Provided information ->
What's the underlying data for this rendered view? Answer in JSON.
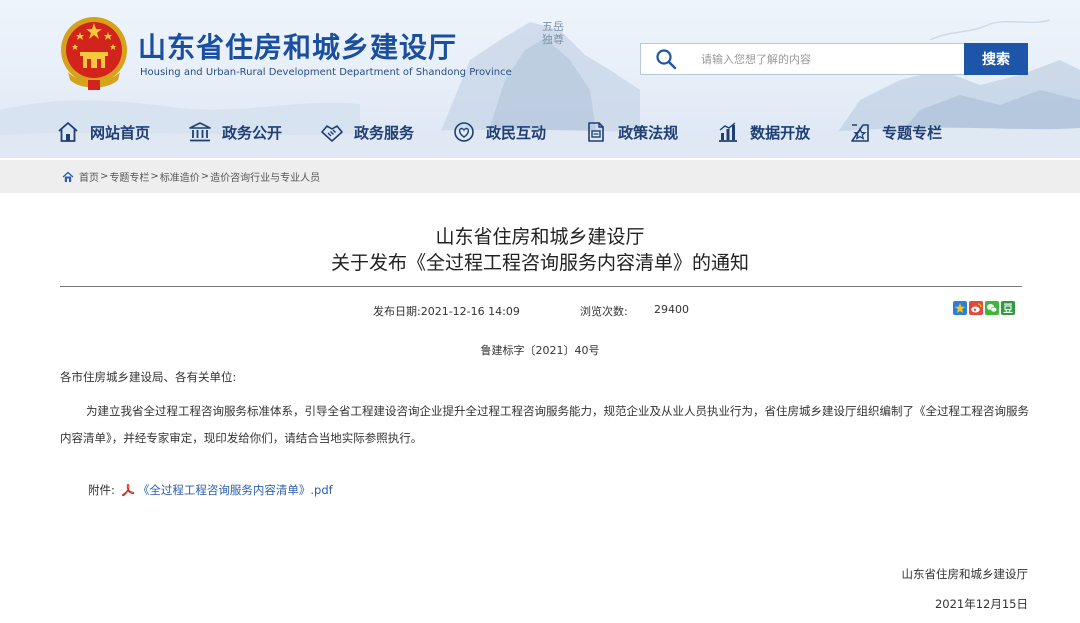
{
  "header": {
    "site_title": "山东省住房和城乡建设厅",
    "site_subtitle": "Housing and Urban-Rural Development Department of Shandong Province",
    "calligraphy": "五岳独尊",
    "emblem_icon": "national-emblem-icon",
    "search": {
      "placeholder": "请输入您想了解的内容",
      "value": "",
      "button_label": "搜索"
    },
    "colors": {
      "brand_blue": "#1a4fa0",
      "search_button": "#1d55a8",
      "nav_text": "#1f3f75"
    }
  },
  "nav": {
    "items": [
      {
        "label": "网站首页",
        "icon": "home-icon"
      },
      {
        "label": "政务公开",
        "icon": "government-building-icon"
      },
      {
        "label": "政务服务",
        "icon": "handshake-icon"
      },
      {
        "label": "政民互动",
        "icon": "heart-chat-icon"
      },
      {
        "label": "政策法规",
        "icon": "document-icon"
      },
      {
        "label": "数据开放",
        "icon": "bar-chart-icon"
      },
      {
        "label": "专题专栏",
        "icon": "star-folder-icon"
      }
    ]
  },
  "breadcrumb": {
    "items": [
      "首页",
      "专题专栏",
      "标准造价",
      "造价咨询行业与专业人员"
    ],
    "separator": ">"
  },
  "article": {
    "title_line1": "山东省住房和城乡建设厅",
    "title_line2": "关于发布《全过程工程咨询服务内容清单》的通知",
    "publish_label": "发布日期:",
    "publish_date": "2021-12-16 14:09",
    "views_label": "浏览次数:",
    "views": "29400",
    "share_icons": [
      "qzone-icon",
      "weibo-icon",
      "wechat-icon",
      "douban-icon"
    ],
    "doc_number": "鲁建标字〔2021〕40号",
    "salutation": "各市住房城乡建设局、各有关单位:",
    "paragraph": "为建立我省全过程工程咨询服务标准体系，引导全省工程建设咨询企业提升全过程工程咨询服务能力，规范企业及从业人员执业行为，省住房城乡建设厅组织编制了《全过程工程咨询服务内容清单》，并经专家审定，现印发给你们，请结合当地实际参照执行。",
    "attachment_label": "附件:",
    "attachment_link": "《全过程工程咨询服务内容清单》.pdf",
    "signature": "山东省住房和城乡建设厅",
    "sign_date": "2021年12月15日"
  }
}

Task objective -> Check each line of the entries for the string "山东省住房和城乡建设厅". Copy the lines that have it.

Finished exercise ->
    "site_title": "山东省住房和城乡建设厅",
    "title_line1": "山东省住房和城乡建设厅",
    "signature": "山东省住房和城乡建设厅",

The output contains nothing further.